**Problem to work on**
Provide an exact copy of the data, excluding the images.

** BEGIN Input for this task **

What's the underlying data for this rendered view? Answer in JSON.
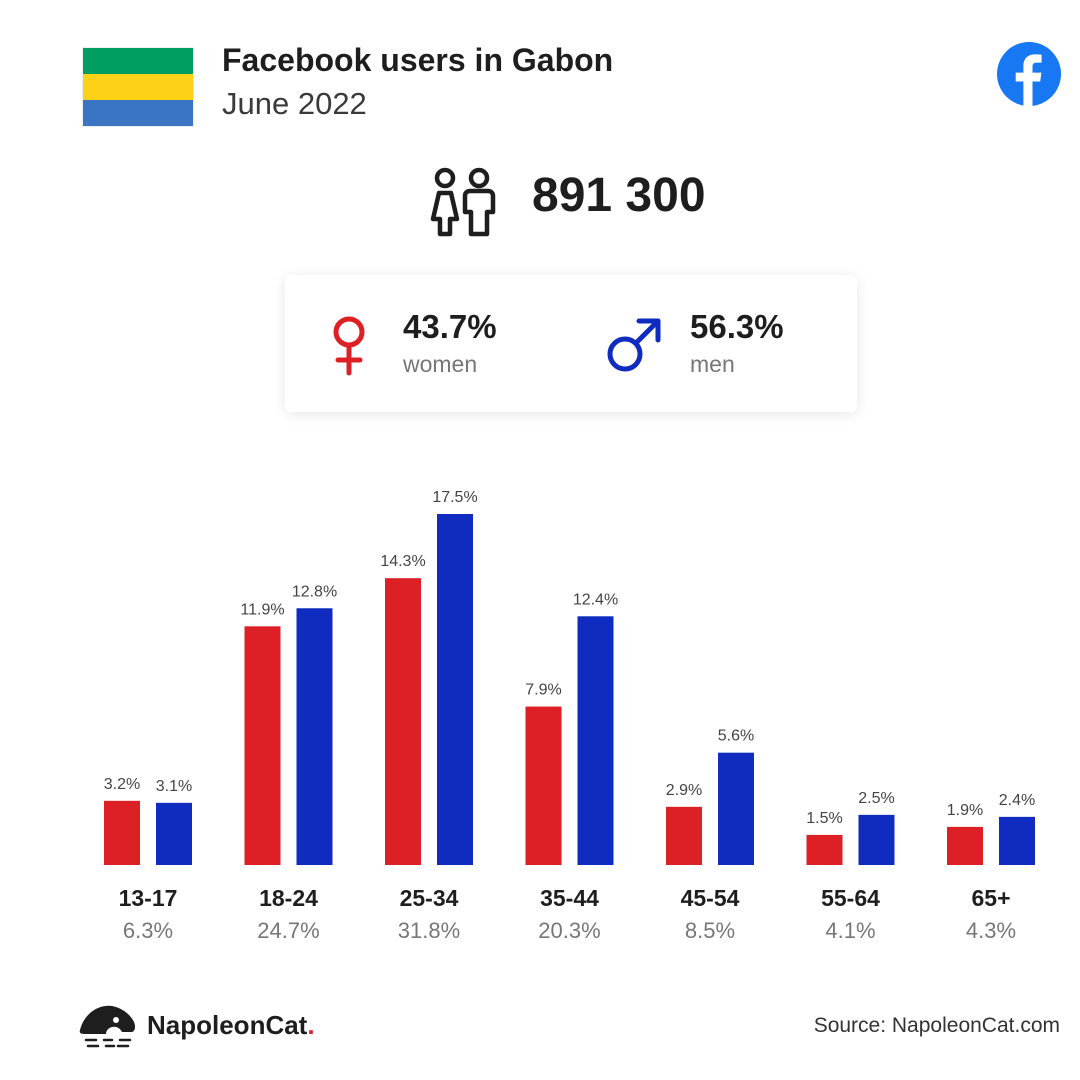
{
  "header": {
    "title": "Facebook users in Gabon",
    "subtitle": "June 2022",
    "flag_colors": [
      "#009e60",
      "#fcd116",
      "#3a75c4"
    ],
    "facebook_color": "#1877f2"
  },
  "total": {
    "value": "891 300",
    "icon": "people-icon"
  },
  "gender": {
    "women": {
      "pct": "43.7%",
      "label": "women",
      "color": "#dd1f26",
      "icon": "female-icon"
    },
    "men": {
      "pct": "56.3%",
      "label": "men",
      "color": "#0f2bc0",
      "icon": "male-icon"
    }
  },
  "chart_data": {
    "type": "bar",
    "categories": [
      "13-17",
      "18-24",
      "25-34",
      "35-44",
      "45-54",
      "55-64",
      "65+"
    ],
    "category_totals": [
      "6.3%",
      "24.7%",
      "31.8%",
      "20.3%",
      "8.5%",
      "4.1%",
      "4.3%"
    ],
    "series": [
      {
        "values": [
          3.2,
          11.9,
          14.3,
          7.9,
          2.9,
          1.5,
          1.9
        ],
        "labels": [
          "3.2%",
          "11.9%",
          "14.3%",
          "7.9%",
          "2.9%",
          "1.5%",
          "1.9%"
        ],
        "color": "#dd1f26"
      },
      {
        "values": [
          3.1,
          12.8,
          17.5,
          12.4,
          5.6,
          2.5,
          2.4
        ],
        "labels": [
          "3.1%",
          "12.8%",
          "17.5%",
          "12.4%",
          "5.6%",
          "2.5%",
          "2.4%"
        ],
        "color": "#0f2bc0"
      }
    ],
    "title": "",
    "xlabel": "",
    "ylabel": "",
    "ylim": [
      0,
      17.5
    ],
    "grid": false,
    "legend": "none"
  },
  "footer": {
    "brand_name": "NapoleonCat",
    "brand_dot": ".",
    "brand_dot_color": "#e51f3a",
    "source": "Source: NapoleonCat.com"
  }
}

** END Input for this task **

**Result of this exercise**
What's the underlying data for this rendered view? Answer in JSON.
{
  "header": {
    "title": "Facebook users in Gabon",
    "subtitle": "June 2022",
    "flag_colors": [
      "#009e60",
      "#fcd116",
      "#3a75c4"
    ],
    "facebook_color": "#1877f2"
  },
  "total": {
    "value": "891 300",
    "icon": "people-icon"
  },
  "gender": {
    "women": {
      "pct": "43.7%",
      "label": "women",
      "color": "#dd1f26",
      "icon": "female-icon"
    },
    "men": {
      "pct": "56.3%",
      "label": "men",
      "color": "#0f2bc0",
      "icon": "male-icon"
    }
  },
  "chart_data": {
    "type": "bar",
    "categories": [
      "13-17",
      "18-24",
      "25-34",
      "35-44",
      "45-54",
      "55-64",
      "65+"
    ],
    "category_totals": [
      "6.3%",
      "24.7%",
      "31.8%",
      "20.3%",
      "8.5%",
      "4.1%",
      "4.3%"
    ],
    "series": [
      {
        "values": [
          3.2,
          11.9,
          14.3,
          7.9,
          2.9,
          1.5,
          1.9
        ],
        "labels": [
          "3.2%",
          "11.9%",
          "14.3%",
          "7.9%",
          "2.9%",
          "1.5%",
          "1.9%"
        ],
        "color": "#dd1f26"
      },
      {
        "values": [
          3.1,
          12.8,
          17.5,
          12.4,
          5.6,
          2.5,
          2.4
        ],
        "labels": [
          "3.1%",
          "12.8%",
          "17.5%",
          "12.4%",
          "5.6%",
          "2.5%",
          "2.4%"
        ],
        "color": "#0f2bc0"
      }
    ],
    "title": "",
    "xlabel": "",
    "ylabel": "",
    "ylim": [
      0,
      17.5
    ],
    "grid": false,
    "legend": "none"
  },
  "footer": {
    "brand_name": "NapoleonCat",
    "brand_dot": ".",
    "brand_dot_color": "#e51f3a",
    "source": "Source: NapoleonCat.com"
  }
}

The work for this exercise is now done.